## REQUIREMENT
Retype the records that come next, word for word.

## EXCERPTED DATA

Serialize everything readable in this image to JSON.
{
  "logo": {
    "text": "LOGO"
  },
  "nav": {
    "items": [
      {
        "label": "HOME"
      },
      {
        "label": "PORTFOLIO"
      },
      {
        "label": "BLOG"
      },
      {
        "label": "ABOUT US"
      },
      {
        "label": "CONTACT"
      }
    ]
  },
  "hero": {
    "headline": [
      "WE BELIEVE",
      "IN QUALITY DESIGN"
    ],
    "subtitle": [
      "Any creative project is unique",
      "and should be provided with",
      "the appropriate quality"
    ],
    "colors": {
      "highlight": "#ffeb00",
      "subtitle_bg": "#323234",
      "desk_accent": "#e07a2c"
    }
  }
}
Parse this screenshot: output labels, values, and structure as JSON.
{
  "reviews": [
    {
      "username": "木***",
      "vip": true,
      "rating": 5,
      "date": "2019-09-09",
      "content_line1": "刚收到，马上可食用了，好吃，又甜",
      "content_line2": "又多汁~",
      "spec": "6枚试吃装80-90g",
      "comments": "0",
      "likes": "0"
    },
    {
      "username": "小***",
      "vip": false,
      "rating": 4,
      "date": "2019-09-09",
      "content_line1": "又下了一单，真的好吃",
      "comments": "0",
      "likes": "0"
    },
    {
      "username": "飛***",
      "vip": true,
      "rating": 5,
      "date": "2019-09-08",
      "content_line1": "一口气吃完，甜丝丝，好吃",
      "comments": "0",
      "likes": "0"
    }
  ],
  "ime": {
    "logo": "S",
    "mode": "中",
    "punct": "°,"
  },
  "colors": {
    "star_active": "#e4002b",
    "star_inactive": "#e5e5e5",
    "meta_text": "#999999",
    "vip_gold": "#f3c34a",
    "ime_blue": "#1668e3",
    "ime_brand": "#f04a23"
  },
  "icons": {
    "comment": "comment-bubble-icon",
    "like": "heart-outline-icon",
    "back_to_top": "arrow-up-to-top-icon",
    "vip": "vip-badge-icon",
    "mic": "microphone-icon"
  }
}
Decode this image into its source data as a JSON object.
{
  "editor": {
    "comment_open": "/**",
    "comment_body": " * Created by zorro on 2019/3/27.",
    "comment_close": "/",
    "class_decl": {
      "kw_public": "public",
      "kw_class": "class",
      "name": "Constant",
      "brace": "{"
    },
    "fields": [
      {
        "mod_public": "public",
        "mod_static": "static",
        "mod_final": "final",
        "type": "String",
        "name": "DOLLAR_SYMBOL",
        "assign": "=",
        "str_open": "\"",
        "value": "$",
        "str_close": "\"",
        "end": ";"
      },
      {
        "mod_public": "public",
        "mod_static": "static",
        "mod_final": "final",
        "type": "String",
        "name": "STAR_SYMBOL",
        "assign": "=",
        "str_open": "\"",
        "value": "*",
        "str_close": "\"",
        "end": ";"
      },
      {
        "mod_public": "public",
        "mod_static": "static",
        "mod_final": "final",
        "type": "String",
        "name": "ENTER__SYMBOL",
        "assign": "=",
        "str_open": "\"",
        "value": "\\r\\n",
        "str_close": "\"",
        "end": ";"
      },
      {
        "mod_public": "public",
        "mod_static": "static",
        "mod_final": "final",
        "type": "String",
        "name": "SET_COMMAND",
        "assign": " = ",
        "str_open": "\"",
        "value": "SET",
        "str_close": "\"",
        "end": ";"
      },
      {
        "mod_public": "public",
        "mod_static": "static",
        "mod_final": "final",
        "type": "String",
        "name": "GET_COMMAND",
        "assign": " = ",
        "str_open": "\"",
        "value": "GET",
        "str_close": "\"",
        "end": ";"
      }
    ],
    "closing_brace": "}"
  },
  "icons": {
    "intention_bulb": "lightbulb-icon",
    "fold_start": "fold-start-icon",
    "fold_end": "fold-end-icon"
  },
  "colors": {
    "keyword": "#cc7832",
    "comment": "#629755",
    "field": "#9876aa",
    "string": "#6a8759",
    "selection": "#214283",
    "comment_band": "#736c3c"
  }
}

## ANSWER IN FULL
Serialize everything readable in this image to JSON.
{
  "logo": {
    "text": "LOGO"
  },
  "nav": {
    "items": [
      {
        "label": "HOME"
      },
      {
        "label": "PORTFOLIO"
      },
      {
        "label": "BLOG"
      },
      {
        "label": "ABOUT US"
      },
      {
        "label": "CONTACT"
      }
    ]
  },
  "hero": {
    "headline": [
      "WE BELIEVE",
      "IN QUALITY DESIGN"
    ],
    "subtitle": [
      "Any creative project is unique",
      "and should be provided with",
      "the appropriate quality"
    ],
    "colors": {
      "highlight": "#ffeb00",
      "subtitle_bg": "#323234",
      "desk_accent": "#e07a2c"
    }
  }
}
Parse this screenshot: output labels, values, and structure as JSON.
{
  "reviews": [
    {
      "username": "木***",
      "vip": true,
      "rating": 5,
      "date": "2019-09-09",
      "content_line1": "刚收到，马上可食用了，好吃，又甜",
      "content_line2": "又多汁~",
      "spec": "6枚试吃装80-90g",
      "comments": "0",
      "likes": "0"
    },
    {
      "username": "小***",
      "vip": false,
      "rating": 4,
      "date": "2019-09-09",
      "content_line1": "又下了一单，真的好吃",
      "comments": "0",
      "likes": "0"
    },
    {
      "username": "飛***",
      "vip": true,
      "rating": 5,
      "date": "2019-09-08",
      "content_line1": "一口气吃完，甜丝丝，好吃",
      "comments": "0",
      "likes": "0"
    }
  ],
  "ime": {
    "logo": "S",
    "mode": "中",
    "punct": "°,"
  },
  "colors": {
    "star_active": "#e4002b",
    "star_inactive": "#e5e5e5",
    "meta_text": "#999999",
    "vip_gold": "#f3c34a",
    "ime_blue": "#1668e3",
    "ime_brand": "#f04a23"
  },
  "icons": {
    "comment": "comment-bubble-icon",
    "like": "heart-outline-icon",
    "back_to_top": "arrow-up-to-top-icon",
    "vip": "vip-badge-icon",
    "mic": "microphone-icon"
  }
}
Decode this image into its source data as a JSON object.
{
  "editor": {
    "comment_open": "/**",
    "comment_body": " * Created by zorro on 2019/3/27.",
    "comment_close": "/",
    "class_decl": {
      "kw_public": "public",
      "kw_class": "class",
      "name": "Constant",
      "brace": "{"
    },
    "fields": [
      {
        "mod_public": "public",
        "mod_static": "static",
        "mod_final": "final",
        "type": "String",
        "name": "DOLLAR_SYMBOL",
        "assign": "=",
        "str_open": "\"",
        "value": "$",
        "str_close": "\"",
        "end": ";"
      },
      {
        "mod_public": "public",
        "mod_static": "static",
        "mod_final": "final",
        "type": "String",
        "name": "STAR_SYMBOL",
        "assign": "=",
        "str_open": "\"",
        "value": "*",
        "str_close": "\"",
        "end": ";"
      },
      {
        "mod_public": "public",
        "mod_static": "static",
        "mod_final": "final",
        "type": "String",
        "name": "ENTER__SYMBOL",
        "assign": "=",
        "str_open": "\"",
        "value": "\\r\\n",
        "str_close": "\"",
        "end": ";"
      },
      {
        "mod_public": "public",
        "mod_static": "static",
        "mod_final": "final",
        "type": "String",
        "name": "SET_COMMAND",
        "assign": " = ",
        "str_open": "\"",
        "value": "SET",
        "str_close": "\"",
        "end": ";"
      },
      {
        "mod_public": "public",
        "mod_static": "static",
        "mod_final": "final",
        "type": "String",
        "name": "GET_COMMAND",
        "assign": " = ",
        "str_open": "\"",
        "value": "GET",
        "str_close": "\"",
        "end": ";"
      }
    ],
    "closing_brace": "}"
  },
  "icons": {
    "intention_bulb": "lightbulb-icon",
    "fold_start": "fold-start-icon",
    "fold_end": "fold-end-icon"
  },
  "colors": {
    "keyword": "#cc7832",
    "comment": "#629755",
    "field": "#9876aa",
    "string": "#6a8759",
    "selection": "#214283",
    "comment_band": "#736c3c"
  }
}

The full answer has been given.